But the government’s plans to amend the Levelling Up and Regeneration Bill were voted down in the House of Lords yesterday with 203 peers voting against the plans at a majority of 46.

As the draft legislation is at a late stage on its journey into law, the amendment will not go to the House of Commons for MPs to vote on. The defeat means the government must now introduce new legislation to change nutrient neutrality laws.

Wildlife and Countryside Link chief executive Dr Richard Benwell said: “I think it was good sense prevailing in parliament with peers from all parties recognising that you can have housing and you can have nature protection in one.

“I think they saw through the government’s last-minute proposals which were unnecessary and would have left long-term damage to environmental law. The problem was the government solution was both ineffective and a hatchet job on environmental law.

“So it’s absolutely right, that there’s a process now for quickly looking at options to get things moving in those few areas where, where there are holdups and to make sure that’s something that gives a strong preference for what local areas really need, and a strong preference for activities that work within the law.”

Nutrient neutrality laws were introduced by the EU in 2017 and ministers put the housing and climate crises on a collision course when it announced it was planning to rip up nutrient neutrality laws.

Gove said the EU rules had “held us back” while the government described the rules as “defective” and “red tape” blocking homes from being built.

But Angela Rayner, Labour’s shadow housing secretary, criticised ministers’ plans to replace them

“The Tories have utterly failed in their attempt to score cheap political points with a flawed plan, which has now been humiliatingly rejected in the Lords,” she said. 

“We stand ready to sit down with the government, housebuilders and environmental groups to agree on a workable solution to build the homes we need. If they refuse this opportunity, ministers have only themselves to blame.”

——

[Written instruction 1]
List every person named in the passage on nutrient neutrality laws.
The records below come from a different source than the passage on nutrient neutrality laws.

——

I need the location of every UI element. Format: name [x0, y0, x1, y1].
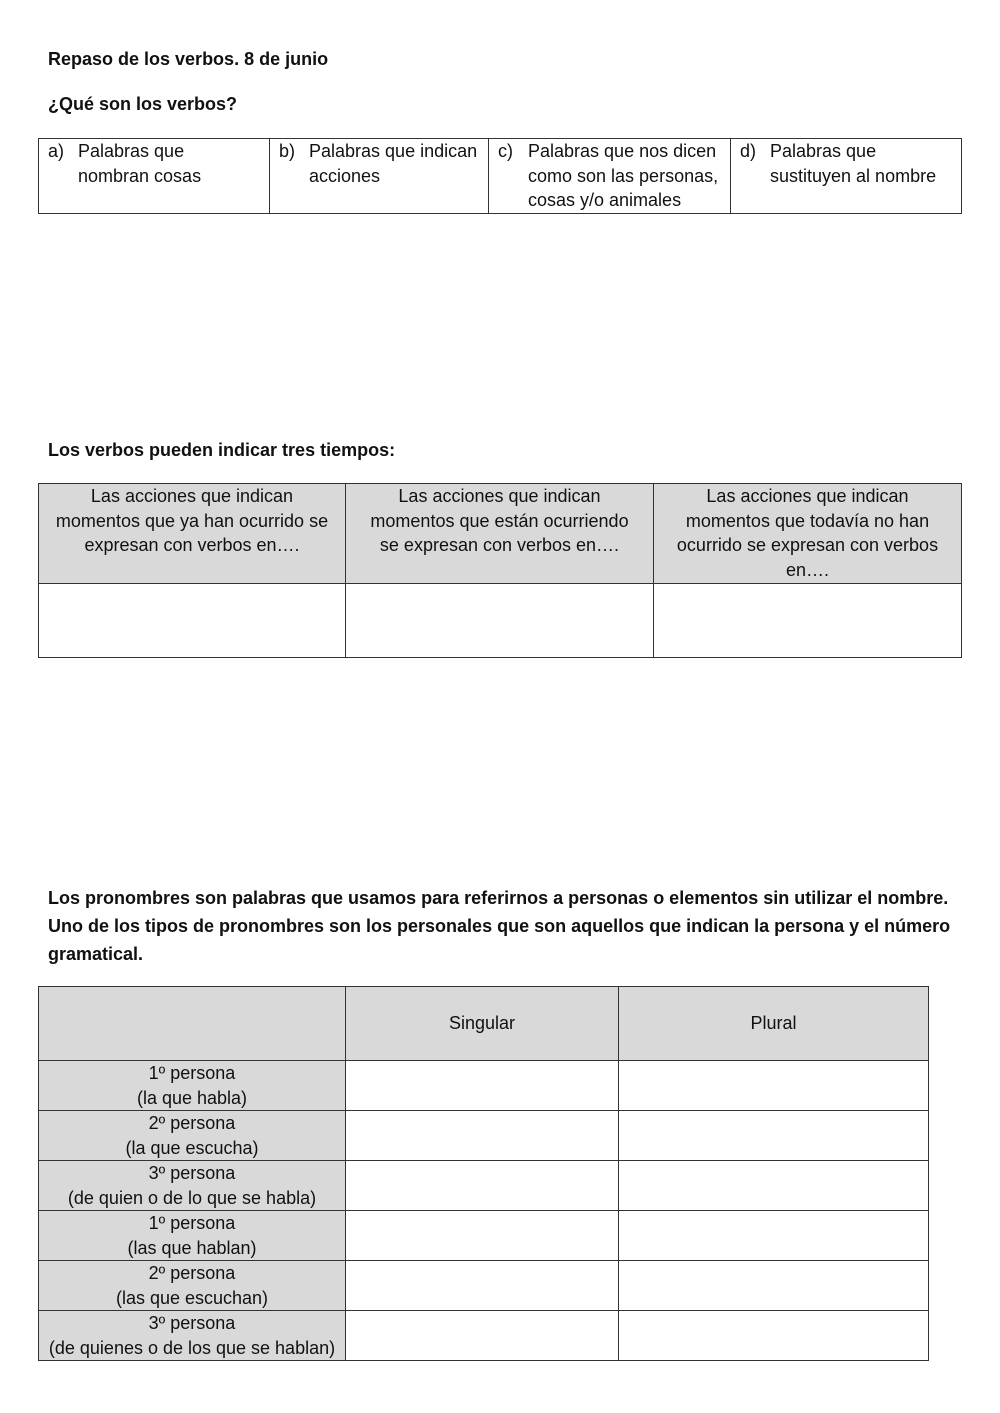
option-letter: d): [740, 141, 757, 161]
person-description: (de quienes o de los que se hablan): [48, 1337, 336, 1358]
row-header-2nd-plural: [39, 1261, 346, 1311]
row-header-1st-singular: [39, 1061, 346, 1111]
tense-future-answer[interactable]: [654, 584, 962, 658]
paragraph-line: gramatical.: [48, 944, 144, 964]
person-label: 2º persona: [148, 1263, 236, 1283]
prompt-line: en….: [785, 559, 830, 580]
row-header-3rd-plural: [39, 1311, 346, 1361]
option-text-line: sustituyen al nombre: [770, 165, 937, 186]
option-letter: c): [498, 141, 513, 161]
option-text-line: Palabras que: [78, 141, 185, 161]
person-description: (de quien o de lo que se habla): [67, 1187, 317, 1208]
person-description: (las que escuchan): [115, 1287, 269, 1308]
option-d[interactable]: [731, 139, 962, 214]
prompt-line: expresan con verbos en….: [84, 535, 300, 555]
table-corner-cell: [39, 987, 346, 1061]
row-header-2nd-singular: [39, 1111, 346, 1161]
answer-cell-singular[interactable]: [346, 1261, 619, 1311]
answer-cell-plural[interactable]: [619, 1111, 929, 1161]
verb-tenses-table: [38, 483, 962, 658]
column-header-singular: Singular: [346, 987, 619, 1061]
tense-past-prompt: [39, 484, 346, 584]
option-text-line: Palabras que nos dicen: [528, 141, 717, 161]
prompt-line: momentos que ya han ocurrido se: [55, 510, 329, 531]
tense-future-prompt: [654, 484, 962, 584]
answer-cell-singular[interactable]: [346, 1061, 619, 1111]
answer-cell-singular[interactable]: [346, 1111, 619, 1161]
tense-past-answer[interactable]: [39, 584, 346, 658]
prompt-line: se expresan con verbos en….: [379, 535, 620, 555]
option-c[interactable]: [489, 139, 731, 214]
prompt-line: Las acciones que indican: [398, 486, 601, 506]
page-title: Repaso de los verbos. 8 de junio: [48, 49, 329, 69]
pronouns-paragraph: [48, 884, 978, 968]
person-description: (las que hablan): [127, 1237, 257, 1258]
option-text-line: Palabras que: [770, 141, 877, 161]
option-text-line: acciones: [309, 165, 381, 186]
tense-present-answer[interactable]: [346, 584, 654, 658]
answer-cell-plural[interactable]: [619, 1211, 929, 1261]
prompt-line: momentos que todavía no han: [685, 510, 930, 531]
option-text-line: cosas y/o animales: [528, 190, 682, 210]
tenses-heading: Los verbos pueden indicar tres tiempos:: [48, 440, 396, 460]
tense-present-prompt: [346, 484, 654, 584]
answer-cell-plural[interactable]: [619, 1261, 929, 1311]
person-label: 1º persona: [148, 1063, 236, 1083]
question-what-are-verbs: ¿Qué son los verbos?: [48, 94, 238, 114]
answer-cell-plural[interactable]: [619, 1311, 929, 1361]
personal-pronouns-table: [38, 986, 929, 1361]
prompt-line: ocurrido se expresan con verbos: [676, 535, 939, 555]
prompt-line: Las acciones que indican: [90, 486, 294, 506]
option-letter: a): [48, 141, 65, 161]
option-text-line: Palabras que indican: [309, 141, 478, 161]
answer-cell-plural[interactable]: [619, 1161, 929, 1211]
person-label: 2º persona: [148, 1113, 236, 1133]
row-header-1st-plural: [39, 1211, 346, 1261]
person-label: 3º persona: [148, 1163, 236, 1183]
option-b[interactable]: [270, 139, 489, 214]
person-label: 3º persona: [148, 1313, 236, 1333]
option-text-line: como son las personas,: [528, 165, 719, 186]
answer-cell-singular[interactable]: [346, 1311, 619, 1361]
person-description: (la que habla): [136, 1087, 248, 1108]
answer-cell-singular[interactable]: [346, 1211, 619, 1261]
answer-cell-singular[interactable]: [346, 1161, 619, 1211]
option-text-line: nombran cosas: [78, 165, 202, 186]
row-header-3rd-singular: [39, 1161, 346, 1211]
column-header-plural: Plural: [619, 987, 929, 1061]
prompt-line: momentos que están ocurriendo: [370, 510, 629, 531]
person-label: 1º persona: [148, 1213, 236, 1233]
paragraph-line: Los pronombres son palabras que usamos para referirnos a personas o elementos sin utilizar el nombre.: [48, 888, 949, 908]
verb-definition-options: [38, 138, 962, 214]
prompt-line: Las acciones que indican: [706, 486, 909, 506]
option-letter: b): [279, 141, 296, 161]
paragraph-line: Uno de los tipos de pronombres son los personales que son aquellos que indican la persona y el número: [48, 916, 951, 936]
option-a[interactable]: [39, 139, 270, 214]
person-description: (la que escucha): [125, 1137, 259, 1158]
answer-cell-plural[interactable]: [619, 1061, 929, 1111]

——

[Written instruction 2]
Repeat the stretch of the records from the line containing "option-letter: d): [740, 141, 757, 161]" through the line containing "answer-cell-plural[interactable]: [619, 1211, 929, 1261]", reproducing each line unchanged.

[Output 1]
Dr Richard Benwell, Gove, Angela Rayner

[Output 2]
option-letter: d): [740, 141, 757, 161]
person-description: (de quienes o de los que se hablan): [48, 1337, 336, 1358]
row-header-2nd-plural: [39, 1261, 346, 1311]
row-header-1st-singular: [39, 1061, 346, 1111]
tense-future-answer[interactable]: [654, 584, 962, 658]
paragraph-line: gramatical.: [48, 944, 144, 964]
person-label: 2º persona: [148, 1263, 236, 1283]
prompt-line: en….: [785, 559, 830, 580]
row-header-3rd-plural: [39, 1311, 346, 1361]
option-text-line: sustituyen al nombre: [770, 165, 937, 186]
option-letter: c): [498, 141, 513, 161]
option-text-line: Palabras que: [78, 141, 185, 161]
person-description: (de quien o de lo que se habla): [67, 1187, 317, 1208]
person-description: (las que escuchan): [115, 1287, 269, 1308]
option-d[interactable]: [731, 139, 962, 214]
prompt-line: expresan con verbos en….: [84, 535, 300, 555]
table-corner-cell: [39, 987, 346, 1061]
row-header-2nd-singular: [39, 1111, 346, 1161]
answer-cell-singular[interactable]: [346, 1261, 619, 1311]
answer-cell-plural[interactable]: [619, 1111, 929, 1161]
verb-tenses-table: [38, 483, 962, 658]
column-header-singular: Singular: [346, 987, 619, 1061]
tense-past-prompt: [39, 484, 346, 584]
option-text-line: Palabras que nos dicen: [528, 141, 717, 161]
prompt-line: momentos que ya han ocurrido se: [55, 510, 329, 531]
tense-future-prompt: [654, 484, 962, 584]
answer-cell-singular[interactable]: [346, 1061, 619, 1111]
answer-cell-singular[interactable]: [346, 1111, 619, 1161]
tense-past-answer[interactable]: [39, 584, 346, 658]
prompt-line: se expresan con verbos en….: [379, 535, 620, 555]
option-c[interactable]: [489, 139, 731, 214]
prompt-line: Las acciones que indican: [398, 486, 601, 506]
page-title: Repaso de los verbos. 8 de junio: [48, 49, 329, 69]
pronouns-paragraph: [48, 884, 978, 968]
person-description: (las que hablan): [127, 1237, 257, 1258]
option-text-line: Palabras que: [770, 141, 877, 161]
option-text-line: acciones: [309, 165, 381, 186]
tense-present-answer[interactable]: [346, 584, 654, 658]
answer-cell-plural[interactable]: [619, 1211, 929, 1261]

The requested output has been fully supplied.